** Start DATA SHOWN **

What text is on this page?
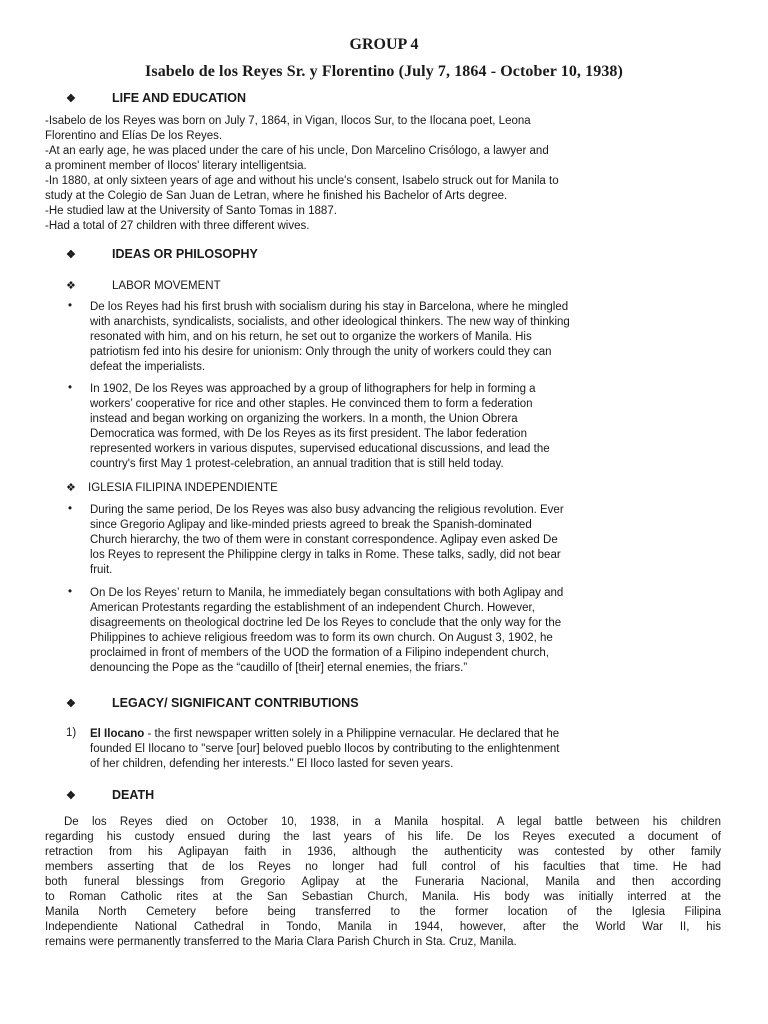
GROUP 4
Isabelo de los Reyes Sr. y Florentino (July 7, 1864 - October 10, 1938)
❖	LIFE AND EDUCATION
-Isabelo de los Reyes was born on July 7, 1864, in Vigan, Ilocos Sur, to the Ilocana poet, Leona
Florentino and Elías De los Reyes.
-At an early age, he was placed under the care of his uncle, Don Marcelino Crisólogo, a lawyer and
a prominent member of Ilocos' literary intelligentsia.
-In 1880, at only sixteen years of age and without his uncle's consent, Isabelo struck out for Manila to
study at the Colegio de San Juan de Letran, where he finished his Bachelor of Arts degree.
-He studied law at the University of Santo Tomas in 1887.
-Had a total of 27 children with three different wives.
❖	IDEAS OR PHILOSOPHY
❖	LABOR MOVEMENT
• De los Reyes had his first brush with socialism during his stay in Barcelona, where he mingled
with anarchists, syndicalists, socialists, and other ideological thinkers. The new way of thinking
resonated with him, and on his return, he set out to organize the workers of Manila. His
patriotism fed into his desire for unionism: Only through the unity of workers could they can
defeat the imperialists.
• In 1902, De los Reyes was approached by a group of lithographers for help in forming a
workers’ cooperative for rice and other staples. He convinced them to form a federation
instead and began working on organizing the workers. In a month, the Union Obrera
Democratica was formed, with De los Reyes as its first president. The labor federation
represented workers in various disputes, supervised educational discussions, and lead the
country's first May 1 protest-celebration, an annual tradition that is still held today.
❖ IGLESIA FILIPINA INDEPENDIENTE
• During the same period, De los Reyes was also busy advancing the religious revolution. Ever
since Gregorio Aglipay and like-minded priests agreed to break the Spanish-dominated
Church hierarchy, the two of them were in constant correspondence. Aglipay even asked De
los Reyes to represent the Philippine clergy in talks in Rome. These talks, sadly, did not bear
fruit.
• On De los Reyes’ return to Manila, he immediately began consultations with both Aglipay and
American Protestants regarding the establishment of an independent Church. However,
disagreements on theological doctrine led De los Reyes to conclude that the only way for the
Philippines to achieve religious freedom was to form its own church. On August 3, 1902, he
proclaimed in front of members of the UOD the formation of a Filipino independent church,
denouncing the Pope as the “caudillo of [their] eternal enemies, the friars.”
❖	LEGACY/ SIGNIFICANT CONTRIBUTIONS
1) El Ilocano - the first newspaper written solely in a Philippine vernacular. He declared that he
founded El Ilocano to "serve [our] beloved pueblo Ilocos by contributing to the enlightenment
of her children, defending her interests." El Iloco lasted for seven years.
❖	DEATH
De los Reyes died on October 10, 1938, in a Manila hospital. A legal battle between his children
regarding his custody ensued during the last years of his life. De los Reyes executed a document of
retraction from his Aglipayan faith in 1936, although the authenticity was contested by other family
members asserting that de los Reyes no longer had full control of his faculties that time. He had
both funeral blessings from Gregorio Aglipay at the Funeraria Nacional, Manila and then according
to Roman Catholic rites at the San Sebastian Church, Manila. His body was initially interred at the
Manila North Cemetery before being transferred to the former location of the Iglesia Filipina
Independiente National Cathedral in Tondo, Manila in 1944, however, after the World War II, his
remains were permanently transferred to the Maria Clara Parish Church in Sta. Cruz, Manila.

** End DATA SHOWN **

● DIRECTIONS
Scan the data for the word "regarding" and copy every line where it shows up.

● OUTPUT
American Protestants regarding the establishment of an independent Church. However,
regarding his custody ensued during the last years of his life. De los Reyes executed a document of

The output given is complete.